**SHORT TASK**:
Extract all of the entries and give them again, word for word.

=== MATERIAL PROVIDED ===

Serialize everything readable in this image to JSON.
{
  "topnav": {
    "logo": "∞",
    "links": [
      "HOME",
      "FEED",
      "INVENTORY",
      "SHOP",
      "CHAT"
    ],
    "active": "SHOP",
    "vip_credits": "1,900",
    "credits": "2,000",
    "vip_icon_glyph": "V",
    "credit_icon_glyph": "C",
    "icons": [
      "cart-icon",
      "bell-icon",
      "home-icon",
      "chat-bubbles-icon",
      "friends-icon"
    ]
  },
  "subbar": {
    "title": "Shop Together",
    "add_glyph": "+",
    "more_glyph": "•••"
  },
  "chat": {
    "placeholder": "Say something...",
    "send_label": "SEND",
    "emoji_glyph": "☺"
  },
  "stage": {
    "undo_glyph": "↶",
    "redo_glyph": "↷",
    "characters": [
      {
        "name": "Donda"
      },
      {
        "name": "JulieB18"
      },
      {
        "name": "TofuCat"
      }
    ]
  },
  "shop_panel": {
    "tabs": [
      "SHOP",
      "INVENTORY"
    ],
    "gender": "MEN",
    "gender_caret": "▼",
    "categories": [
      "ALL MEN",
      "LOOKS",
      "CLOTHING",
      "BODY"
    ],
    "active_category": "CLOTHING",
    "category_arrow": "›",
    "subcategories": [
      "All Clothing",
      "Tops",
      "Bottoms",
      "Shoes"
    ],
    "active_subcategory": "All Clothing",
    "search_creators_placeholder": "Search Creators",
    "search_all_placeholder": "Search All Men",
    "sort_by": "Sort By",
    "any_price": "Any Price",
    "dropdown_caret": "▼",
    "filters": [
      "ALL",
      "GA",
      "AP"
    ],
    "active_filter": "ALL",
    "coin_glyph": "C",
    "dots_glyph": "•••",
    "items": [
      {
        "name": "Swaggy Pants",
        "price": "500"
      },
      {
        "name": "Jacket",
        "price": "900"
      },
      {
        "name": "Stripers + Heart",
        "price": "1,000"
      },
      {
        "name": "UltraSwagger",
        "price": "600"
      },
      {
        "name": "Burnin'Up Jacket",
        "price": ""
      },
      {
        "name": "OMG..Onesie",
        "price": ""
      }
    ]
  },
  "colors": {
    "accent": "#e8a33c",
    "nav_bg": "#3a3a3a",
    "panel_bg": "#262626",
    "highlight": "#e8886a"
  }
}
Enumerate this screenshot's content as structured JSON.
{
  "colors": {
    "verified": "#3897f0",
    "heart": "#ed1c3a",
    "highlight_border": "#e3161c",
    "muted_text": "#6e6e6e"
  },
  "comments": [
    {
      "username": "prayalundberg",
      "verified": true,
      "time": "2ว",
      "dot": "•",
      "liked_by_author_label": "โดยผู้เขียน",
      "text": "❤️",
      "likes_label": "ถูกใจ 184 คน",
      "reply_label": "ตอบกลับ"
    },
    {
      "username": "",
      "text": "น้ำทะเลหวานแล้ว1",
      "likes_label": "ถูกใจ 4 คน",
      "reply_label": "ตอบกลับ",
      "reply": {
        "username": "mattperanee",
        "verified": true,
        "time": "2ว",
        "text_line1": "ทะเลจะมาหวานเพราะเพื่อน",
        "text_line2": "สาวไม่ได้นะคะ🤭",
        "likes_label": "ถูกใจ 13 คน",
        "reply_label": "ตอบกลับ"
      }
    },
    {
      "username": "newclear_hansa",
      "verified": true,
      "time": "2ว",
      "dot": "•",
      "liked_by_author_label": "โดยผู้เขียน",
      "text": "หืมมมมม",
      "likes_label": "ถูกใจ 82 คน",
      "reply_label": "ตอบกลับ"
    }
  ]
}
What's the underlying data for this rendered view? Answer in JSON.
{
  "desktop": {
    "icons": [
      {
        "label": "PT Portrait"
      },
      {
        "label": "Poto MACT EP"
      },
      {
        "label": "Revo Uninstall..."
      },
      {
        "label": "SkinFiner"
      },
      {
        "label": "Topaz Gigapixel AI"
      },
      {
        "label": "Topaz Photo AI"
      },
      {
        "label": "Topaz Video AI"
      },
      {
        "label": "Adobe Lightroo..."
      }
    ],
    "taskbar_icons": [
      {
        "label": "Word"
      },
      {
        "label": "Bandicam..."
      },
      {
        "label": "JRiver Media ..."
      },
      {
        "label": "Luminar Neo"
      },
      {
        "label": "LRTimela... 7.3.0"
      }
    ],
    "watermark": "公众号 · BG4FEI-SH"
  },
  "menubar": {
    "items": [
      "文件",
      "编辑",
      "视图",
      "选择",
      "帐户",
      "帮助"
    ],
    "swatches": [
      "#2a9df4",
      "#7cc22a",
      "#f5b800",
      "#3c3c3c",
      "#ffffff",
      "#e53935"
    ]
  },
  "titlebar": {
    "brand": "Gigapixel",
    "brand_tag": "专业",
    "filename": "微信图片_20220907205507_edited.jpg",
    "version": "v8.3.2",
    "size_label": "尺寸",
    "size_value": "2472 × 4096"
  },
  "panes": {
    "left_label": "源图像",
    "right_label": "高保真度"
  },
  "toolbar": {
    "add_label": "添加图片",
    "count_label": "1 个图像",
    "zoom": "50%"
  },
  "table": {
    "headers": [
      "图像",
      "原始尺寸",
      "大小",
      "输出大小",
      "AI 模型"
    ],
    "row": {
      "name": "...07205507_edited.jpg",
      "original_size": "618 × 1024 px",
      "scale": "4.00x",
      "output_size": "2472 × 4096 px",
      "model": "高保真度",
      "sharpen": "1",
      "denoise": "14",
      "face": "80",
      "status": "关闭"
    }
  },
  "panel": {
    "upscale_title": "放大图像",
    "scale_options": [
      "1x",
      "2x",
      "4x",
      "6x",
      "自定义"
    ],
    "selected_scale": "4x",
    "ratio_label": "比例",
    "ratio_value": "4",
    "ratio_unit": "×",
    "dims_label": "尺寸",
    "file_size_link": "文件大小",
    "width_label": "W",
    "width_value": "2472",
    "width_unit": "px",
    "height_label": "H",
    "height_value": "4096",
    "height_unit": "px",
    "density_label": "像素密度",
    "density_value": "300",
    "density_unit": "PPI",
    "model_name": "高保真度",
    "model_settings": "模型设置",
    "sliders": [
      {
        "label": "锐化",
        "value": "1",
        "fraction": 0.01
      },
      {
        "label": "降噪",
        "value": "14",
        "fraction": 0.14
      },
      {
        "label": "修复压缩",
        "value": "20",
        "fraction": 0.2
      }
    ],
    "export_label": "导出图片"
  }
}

===

**ANSWER FOR THIS EXERCISE**:
Serialize everything readable in this image to JSON.
{
  "topnav": {
    "logo": "∞",
    "links": [
      "HOME",
      "FEED",
      "INVENTORY",
      "SHOP",
      "CHAT"
    ],
    "active": "SHOP",
    "vip_credits": "1,900",
    "credits": "2,000",
    "vip_icon_glyph": "V",
    "credit_icon_glyph": "C",
    "icons": [
      "cart-icon",
      "bell-icon",
      "home-icon",
      "chat-bubbles-icon",
      "friends-icon"
    ]
  },
  "subbar": {
    "title": "Shop Together",
    "add_glyph": "+",
    "more_glyph": "•••"
  },
  "chat": {
    "placeholder": "Say something...",
    "send_label": "SEND",
    "emoji_glyph": "☺"
  },
  "stage": {
    "undo_glyph": "↶",
    "redo_glyph": "↷",
    "characters": [
      {
        "name": "Donda"
      },
      {
        "name": "JulieB18"
      },
      {
        "name": "TofuCat"
      }
    ]
  },
  "shop_panel": {
    "tabs": [
      "SHOP",
      "INVENTORY"
    ],
    "gender": "MEN",
    "gender_caret": "▼",
    "categories": [
      "ALL MEN",
      "LOOKS",
      "CLOTHING",
      "BODY"
    ],
    "active_category": "CLOTHING",
    "category_arrow": "›",
    "subcategories": [
      "All Clothing",
      "Tops",
      "Bottoms",
      "Shoes"
    ],
    "active_subcategory": "All Clothing",
    "search_creators_placeholder": "Search Creators",
    "search_all_placeholder": "Search All Men",
    "sort_by": "Sort By",
    "any_price": "Any Price",
    "dropdown_caret": "▼",
    "filters": [
      "ALL",
      "GA",
      "AP"
    ],
    "active_filter": "ALL",
    "coin_glyph": "C",
    "dots_glyph": "•••",
    "items": [
      {
        "name": "Swaggy Pants",
        "price": "500"
      },
      {
        "name": "Jacket",
        "price": "900"
      },
      {
        "name": "Stripers + Heart",
        "price": "1,000"
      },
      {
        "name": "UltraSwagger",
        "price": "600"
      },
      {
        "name": "Burnin'Up Jacket",
        "price": ""
      },
      {
        "name": "OMG..Onesie",
        "price": ""
      }
    ]
  },
  "colors": {
    "accent": "#e8a33c",
    "nav_bg": "#3a3a3a",
    "panel_bg": "#262626",
    "highlight": "#e8886a"
  }
}
Enumerate this screenshot's content as structured JSON.
{
  "colors": {
    "verified": "#3897f0",
    "heart": "#ed1c3a",
    "highlight_border": "#e3161c",
    "muted_text": "#6e6e6e"
  },
  "comments": [
    {
      "username": "prayalundberg",
      "verified": true,
      "time": "2ว",
      "dot": "•",
      "liked_by_author_label": "โดยผู้เขียน",
      "text": "❤️",
      "likes_label": "ถูกใจ 184 คน",
      "reply_label": "ตอบกลับ"
    },
    {
      "username": "",
      "text": "น้ำทะเลหวานแล้ว1",
      "likes_label": "ถูกใจ 4 คน",
      "reply_label": "ตอบกลับ",
      "reply": {
        "username": "mattperanee",
        "verified": true,
        "time": "2ว",
        "text_line1": "ทะเลจะมาหวานเพราะเพื่อน",
        "text_line2": "สาวไม่ได้นะคะ🤭",
        "likes_label": "ถูกใจ 13 คน",
        "reply_label": "ตอบกลับ"
      }
    },
    {
      "username": "newclear_hansa",
      "verified": true,
      "time": "2ว",
      "dot": "•",
      "liked_by_author_label": "โดยผู้เขียน",
      "text": "หืมมมมม",
      "likes_label": "ถูกใจ 82 คน",
      "reply_label": "ตอบกลับ"
    }
  ]
}
What's the underlying data for this rendered view? Answer in JSON.
{
  "desktop": {
    "icons": [
      {
        "label": "PT Portrait"
      },
      {
        "label": "Poto MACT EP"
      },
      {
        "label": "Revo Uninstall..."
      },
      {
        "label": "SkinFiner"
      },
      {
        "label": "Topaz Gigapixel AI"
      },
      {
        "label": "Topaz Photo AI"
      },
      {
        "label": "Topaz Video AI"
      },
      {
        "label": "Adobe Lightroo..."
      }
    ],
    "taskbar_icons": [
      {
        "label": "Word"
      },
      {
        "label": "Bandicam..."
      },
      {
        "label": "JRiver Media ..."
      },
      {
        "label": "Luminar Neo"
      },
      {
        "label": "LRTimela... 7.3.0"
      }
    ],
    "watermark": "公众号 · BG4FEI-SH"
  },
  "menubar": {
    "items": [
      "文件",
      "编辑",
      "视图",
      "选择",
      "帐户",
      "帮助"
    ],
    "swatches": [
      "#2a9df4",
      "#7cc22a",
      "#f5b800",
      "#3c3c3c",
      "#ffffff",
      "#e53935"
    ]
  },
  "titlebar": {
    "brand": "Gigapixel",
    "brand_tag": "专业",
    "filename": "微信图片_20220907205507_edited.jpg",
    "version": "v8.3.2",
    "size_label": "尺寸",
    "size_value": "2472 × 4096"
  },
  "panes": {
    "left_label": "源图像",
    "right_label": "高保真度"
  },
  "toolbar": {
    "add_label": "添加图片",
    "count_label": "1 个图像",
    "zoom": "50%"
  },
  "table": {
    "headers": [
      "图像",
      "原始尺寸",
      "大小",
      "输出大小",
      "AI 模型"
    ],
    "row": {
      "name": "...07205507_edited.jpg",
      "original_size": "618 × 1024 px",
      "scale": "4.00x",
      "output_size": "2472 × 4096 px",
      "model": "高保真度",
      "sharpen": "1",
      "denoise": "14",
      "face": "80",
      "status": "关闭"
    }
  },
  "panel": {
    "upscale_title": "放大图像",
    "scale_options": [
      "1x",
      "2x",
      "4x",
      "6x",
      "自定义"
    ],
    "selected_scale": "4x",
    "ratio_label": "比例",
    "ratio_value": "4",
    "ratio_unit": "×",
    "dims_label": "尺寸",
    "file_size_link": "文件大小",
    "width_label": "W",
    "width_value": "2472",
    "width_unit": "px",
    "height_label": "H",
    "height_value": "4096",
    "height_unit": "px",
    "density_label": "像素密度",
    "density_value": "300",
    "density_unit": "PPI",
    "model_name": "高保真度",
    "model_settings": "模型设置",
    "sliders": [
      {
        "label": "锐化",
        "value": "1",
        "fraction": 0.01
      },
      {
        "label": "降噪",
        "value": "14",
        "fraction": 0.14
      },
      {
        "label": "修复压缩",
        "value": "20",
        "fraction": 0.2
      }
    ],
    "export_label": "导出图片"
  }
}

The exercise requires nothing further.